─── Source records ───

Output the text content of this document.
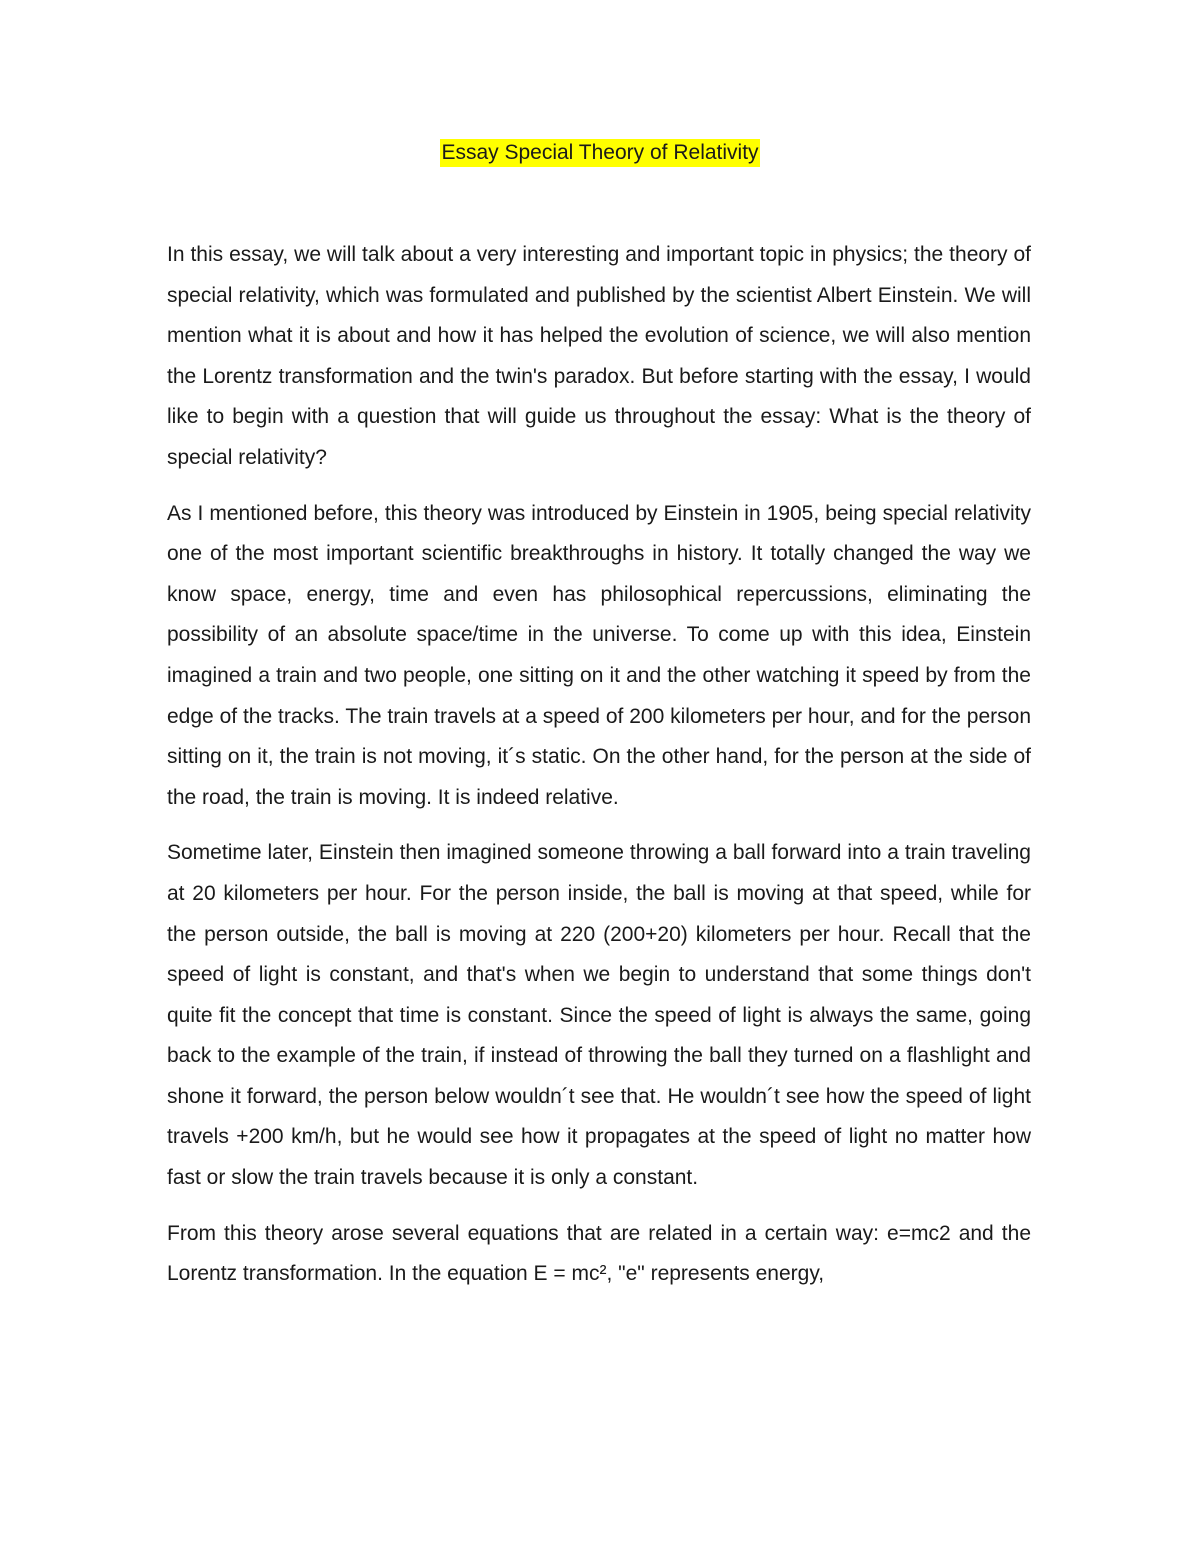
Essay Special Theory of Relativity

In this essay, we will talk about a very interesting and important topic in physics; the theory of special relativity, which was formulated and published by the scientist Albert Einstein. We will mention what it is about and how it has helped the evolution of science, we will also mention the Lorentz transformation and the twin's paradox. But before starting with the essay, I would like to begin with a question that will guide us throughout the essay: What is the theory of special relativity?

As I mentioned before, this theory was introduced by Einstein in 1905, being special relativity one of the most important scientific breakthroughs in history. It totally changed the way we know space, energy, time and even has philosophical repercussions, eliminating the possibility of an absolute space/time in the universe. To come up with this idea, Einstein imagined a train and two people, one sitting on it and the other watching it speed by from the edge of the tracks. The train travels at a speed of 200 kilometers per hour, and for the person sitting on it, the train is not moving, it´s static. On the other hand, for the person at the side of the road, the train is moving. It is indeed relative.

Sometime later, Einstein then imagined someone throwing a ball forward into a train traveling at 20 kilometers per hour. For the person inside, the ball is moving at that speed, while for the person outside, the ball is moving at 220 (200+20) kilometers per hour. Recall that the speed of light is constant, and that's when we begin to understand that some things don't quite fit the concept that time is constant. Since the speed of light is always the same, going back to the example of the train, if instead of throwing the ball they turned on a flashlight and shone it forward, the person below wouldn´t see that. He wouldn´t see how the speed of light travels +200 km/h, but he would see how it propagates at the speed of light no matter how fast or slow the train travels because it is only a constant.

From this theory arose several equations that are related in a certain way: e=mc2 and the Lorentz transformation. In the equation E = mc², "e" represents energy,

───

The listing above must be printed again exactly, minus its pictures.

## Correct result:
Output the text content of this document.
Essay Special Theory of Relativity

In this essay, we will talk about a very interesting and important topic in physics; the theory of special relativity, which was formulated and published by the scientist Albert Einstein. We will mention what it is about and how it has helped the evolution of science, we will also mention the Lorentz transformation and the twin's paradox. But before starting with the essay, I would like to begin with a question that will guide us throughout the essay: What is the theory of special relativity?

As I mentioned before, this theory was introduced by Einstein in 1905, being special relativity one of the most important scientific breakthroughs in history. It totally changed the way we know space, energy, time and even has philosophical repercussions, eliminating the possibility of an absolute space/time in the universe. To come up with this idea, Einstein imagined a train and two people, one sitting on it and the other watching it speed by from the edge of the tracks. The train travels at a speed of 200 kilometers per hour, and for the person sitting on it, the train is not moving, it´s static. On the other hand, for the person at the side of the road, the train is moving. It is indeed relative.

Sometime later, Einstein then imagined someone throwing a ball forward into a train traveling at 20 kilometers per hour. For the person inside, the ball is moving at that speed, while for the person outside, the ball is moving at 220 (200+20) kilometers per hour. Recall that the speed of light is constant, and that's when we begin to understand that some things don't quite fit the concept that time is constant. Since the speed of light is always the same, going back to the example of the train, if instead of throwing the ball they turned on a flashlight and shone it forward, the person below wouldn´t see that. He wouldn´t see how the speed of light travels +200 km/h, but he would see how it propagates at the speed of light no matter how fast or slow the train travels because it is only a constant.

From this theory arose several equations that are related in a certain way: e=mc2 and the Lorentz transformation. In the equation E = mc², "e" represents energy,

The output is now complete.